**Exercise brief**
Reproduce the entries in full, with no changes.

■ ■ ■

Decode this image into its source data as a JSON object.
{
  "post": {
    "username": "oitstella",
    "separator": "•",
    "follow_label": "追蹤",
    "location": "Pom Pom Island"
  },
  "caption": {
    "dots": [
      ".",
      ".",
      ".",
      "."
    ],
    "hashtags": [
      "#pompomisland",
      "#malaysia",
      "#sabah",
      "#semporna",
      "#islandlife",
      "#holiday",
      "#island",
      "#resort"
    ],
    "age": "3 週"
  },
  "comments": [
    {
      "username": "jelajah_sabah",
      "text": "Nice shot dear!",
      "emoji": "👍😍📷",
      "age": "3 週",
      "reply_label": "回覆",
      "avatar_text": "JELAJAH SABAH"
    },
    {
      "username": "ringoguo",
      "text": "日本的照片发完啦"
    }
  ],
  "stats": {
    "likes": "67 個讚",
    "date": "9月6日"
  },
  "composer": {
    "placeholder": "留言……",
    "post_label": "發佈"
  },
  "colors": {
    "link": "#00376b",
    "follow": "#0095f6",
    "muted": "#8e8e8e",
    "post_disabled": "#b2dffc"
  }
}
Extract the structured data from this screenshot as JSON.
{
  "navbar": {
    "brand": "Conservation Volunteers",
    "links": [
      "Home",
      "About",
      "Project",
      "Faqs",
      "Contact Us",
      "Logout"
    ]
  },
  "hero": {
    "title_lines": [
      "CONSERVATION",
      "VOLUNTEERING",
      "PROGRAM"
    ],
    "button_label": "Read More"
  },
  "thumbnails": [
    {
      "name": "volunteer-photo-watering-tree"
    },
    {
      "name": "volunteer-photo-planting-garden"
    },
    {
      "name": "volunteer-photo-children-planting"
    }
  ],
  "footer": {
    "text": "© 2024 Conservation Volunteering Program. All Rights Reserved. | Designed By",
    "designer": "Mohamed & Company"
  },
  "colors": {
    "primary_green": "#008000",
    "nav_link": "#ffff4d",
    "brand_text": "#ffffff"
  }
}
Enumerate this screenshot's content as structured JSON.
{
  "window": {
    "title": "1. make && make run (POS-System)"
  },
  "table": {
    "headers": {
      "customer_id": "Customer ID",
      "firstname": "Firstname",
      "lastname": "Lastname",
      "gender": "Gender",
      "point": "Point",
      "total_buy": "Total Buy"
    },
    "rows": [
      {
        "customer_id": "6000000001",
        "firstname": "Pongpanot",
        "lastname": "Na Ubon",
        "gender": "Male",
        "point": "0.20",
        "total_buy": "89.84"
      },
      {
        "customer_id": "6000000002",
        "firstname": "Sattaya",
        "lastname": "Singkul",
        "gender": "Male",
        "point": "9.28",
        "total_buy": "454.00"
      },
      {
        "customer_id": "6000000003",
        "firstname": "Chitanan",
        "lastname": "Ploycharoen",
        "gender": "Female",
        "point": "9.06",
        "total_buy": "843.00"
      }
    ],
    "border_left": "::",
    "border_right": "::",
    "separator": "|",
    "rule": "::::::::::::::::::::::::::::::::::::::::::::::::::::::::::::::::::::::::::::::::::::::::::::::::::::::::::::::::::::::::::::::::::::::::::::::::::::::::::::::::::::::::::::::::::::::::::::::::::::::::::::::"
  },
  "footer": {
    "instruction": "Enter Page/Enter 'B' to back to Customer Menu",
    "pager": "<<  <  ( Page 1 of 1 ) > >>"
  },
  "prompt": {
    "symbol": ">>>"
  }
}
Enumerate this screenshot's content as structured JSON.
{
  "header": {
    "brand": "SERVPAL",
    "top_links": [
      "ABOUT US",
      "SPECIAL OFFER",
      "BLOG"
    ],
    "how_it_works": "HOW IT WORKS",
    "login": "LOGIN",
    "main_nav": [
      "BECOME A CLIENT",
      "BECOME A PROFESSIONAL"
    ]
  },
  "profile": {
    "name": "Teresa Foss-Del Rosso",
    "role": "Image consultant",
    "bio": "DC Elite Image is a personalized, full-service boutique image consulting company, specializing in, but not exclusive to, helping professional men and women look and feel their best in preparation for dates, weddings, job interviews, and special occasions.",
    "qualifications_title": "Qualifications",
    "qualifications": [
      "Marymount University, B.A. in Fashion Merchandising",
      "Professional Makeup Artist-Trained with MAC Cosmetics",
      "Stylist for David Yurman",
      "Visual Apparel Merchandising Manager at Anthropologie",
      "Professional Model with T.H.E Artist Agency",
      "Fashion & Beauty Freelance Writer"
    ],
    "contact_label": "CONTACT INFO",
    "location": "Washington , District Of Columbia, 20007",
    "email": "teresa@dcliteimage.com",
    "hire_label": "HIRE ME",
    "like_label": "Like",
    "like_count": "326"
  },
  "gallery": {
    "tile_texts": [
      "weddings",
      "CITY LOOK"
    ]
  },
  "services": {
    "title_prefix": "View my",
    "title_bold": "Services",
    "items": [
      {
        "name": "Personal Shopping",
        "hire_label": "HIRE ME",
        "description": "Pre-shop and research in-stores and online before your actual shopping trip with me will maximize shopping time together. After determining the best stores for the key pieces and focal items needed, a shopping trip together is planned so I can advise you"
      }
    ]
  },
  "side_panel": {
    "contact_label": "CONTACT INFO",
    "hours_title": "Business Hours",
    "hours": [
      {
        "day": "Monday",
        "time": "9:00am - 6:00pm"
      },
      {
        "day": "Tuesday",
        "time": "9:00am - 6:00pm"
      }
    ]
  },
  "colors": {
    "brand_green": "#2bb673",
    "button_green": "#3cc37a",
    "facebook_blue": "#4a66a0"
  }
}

■ ■ ■

**Solution to the exercise**
Decode this image into its source data as a JSON object.
{
  "post": {
    "username": "oitstella",
    "separator": "•",
    "follow_label": "追蹤",
    "location": "Pom Pom Island"
  },
  "caption": {
    "dots": [
      ".",
      ".",
      ".",
      "."
    ],
    "hashtags": [
      "#pompomisland",
      "#malaysia",
      "#sabah",
      "#semporna",
      "#islandlife",
      "#holiday",
      "#island",
      "#resort"
    ],
    "age": "3 週"
  },
  "comments": [
    {
      "username": "jelajah_sabah",
      "text": "Nice shot dear!",
      "emoji": "👍😍📷",
      "age": "3 週",
      "reply_label": "回覆",
      "avatar_text": "JELAJAH SABAH"
    },
    {
      "username": "ringoguo",
      "text": "日本的照片发完啦"
    }
  ],
  "stats": {
    "likes": "67 個讚",
    "date": "9月6日"
  },
  "composer": {
    "placeholder": "留言……",
    "post_label": "發佈"
  },
  "colors": {
    "link": "#00376b",
    "follow": "#0095f6",
    "muted": "#8e8e8e",
    "post_disabled": "#b2dffc"
  }
}
Extract the structured data from this screenshot as JSON.
{
  "navbar": {
    "brand": "Conservation Volunteers",
    "links": [
      "Home",
      "About",
      "Project",
      "Faqs",
      "Contact Us",
      "Logout"
    ]
  },
  "hero": {
    "title_lines": [
      "CONSERVATION",
      "VOLUNTEERING",
      "PROGRAM"
    ],
    "button_label": "Read More"
  },
  "thumbnails": [
    {
      "name": "volunteer-photo-watering-tree"
    },
    {
      "name": "volunteer-photo-planting-garden"
    },
    {
      "name": "volunteer-photo-children-planting"
    }
  ],
  "footer": {
    "text": "© 2024 Conservation Volunteering Program. All Rights Reserved. | Designed By",
    "designer": "Mohamed & Company"
  },
  "colors": {
    "primary_green": "#008000",
    "nav_link": "#ffff4d",
    "brand_text": "#ffffff"
  }
}
Enumerate this screenshot's content as structured JSON.
{
  "window": {
    "title": "1. make && make run (POS-System)"
  },
  "table": {
    "headers": {
      "customer_id": "Customer ID",
      "firstname": "Firstname",
      "lastname": "Lastname",
      "gender": "Gender",
      "point": "Point",
      "total_buy": "Total Buy"
    },
    "rows": [
      {
        "customer_id": "6000000001",
        "firstname": "Pongpanot",
        "lastname": "Na Ubon",
        "gender": "Male",
        "point": "0.20",
        "total_buy": "89.84"
      },
      {
        "customer_id": "6000000002",
        "firstname": "Sattaya",
        "lastname": "Singkul",
        "gender": "Male",
        "point": "9.28",
        "total_buy": "454.00"
      },
      {
        "customer_id": "6000000003",
        "firstname": "Chitanan",
        "lastname": "Ploycharoen",
        "gender": "Female",
        "point": "9.06",
        "total_buy": "843.00"
      }
    ],
    "border_left": "::",
    "border_right": "::",
    "separator": "|",
    "rule": "::::::::::::::::::::::::::::::::::::::::::::::::::::::::::::::::::::::::::::::::::::::::::::::::::::::::::::::::::::::::::::::::::::::::::::::::::::::::::::::::::::::::::::::::::::::::::::::::::::::::::::::"
  },
  "footer": {
    "instruction": "Enter Page/Enter 'B' to back to Customer Menu",
    "pager": "<<  <  ( Page 1 of 1 ) > >>"
  },
  "prompt": {
    "symbol": ">>>"
  }
}
Enumerate this screenshot's content as structured JSON.
{
  "header": {
    "brand": "SERVPAL",
    "top_links": [
      "ABOUT US",
      "SPECIAL OFFER",
      "BLOG"
    ],
    "how_it_works": "HOW IT WORKS",
    "login": "LOGIN",
    "main_nav": [
      "BECOME A CLIENT",
      "BECOME A PROFESSIONAL"
    ]
  },
  "profile": {
    "name": "Teresa Foss-Del Rosso",
    "role": "Image consultant",
    "bio": "DC Elite Image is a personalized, full-service boutique image consulting company, specializing in, but not exclusive to, helping professional men and women look and feel their best in preparation for dates, weddings, job interviews, and special occasions.",
    "qualifications_title": "Qualifications",
    "qualifications": [
      "Marymount University, B.A. in Fashion Merchandising",
      "Professional Makeup Artist-Trained with MAC Cosmetics",
      "Stylist for David Yurman",
      "Visual Apparel Merchandising Manager at Anthropologie",
      "Professional Model with T.H.E Artist Agency",
      "Fashion & Beauty Freelance Writer"
    ],
    "contact_label": "CONTACT INFO",
    "location": "Washington , District Of Columbia, 20007",
    "email": "teresa@dcliteimage.com",
    "hire_label": "HIRE ME",
    "like_label": "Like",
    "like_count": "326"
  },
  "gallery": {
    "tile_texts": [
      "weddings",
      "CITY LOOK"
    ]
  },
  "services": {
    "title_prefix": "View my",
    "title_bold": "Services",
    "items": [
      {
        "name": "Personal Shopping",
        "hire_label": "HIRE ME",
        "description": "Pre-shop and research in-stores and online before your actual shopping trip with me will maximize shopping time together. After determining the best stores for the key pieces and focal items needed, a shopping trip together is planned so I can advise you"
      }
    ]
  },
  "side_panel": {
    "contact_label": "CONTACT INFO",
    "hours_title": "Business Hours",
    "hours": [
      {
        "day": "Monday",
        "time": "9:00am - 6:00pm"
      },
      {
        "day": "Tuesday",
        "time": "9:00am - 6:00pm"
      }
    ]
  },
  "colors": {
    "brand_green": "#2bb673",
    "button_green": "#3cc37a",
    "facebook_blue": "#4a66a0"
  }
}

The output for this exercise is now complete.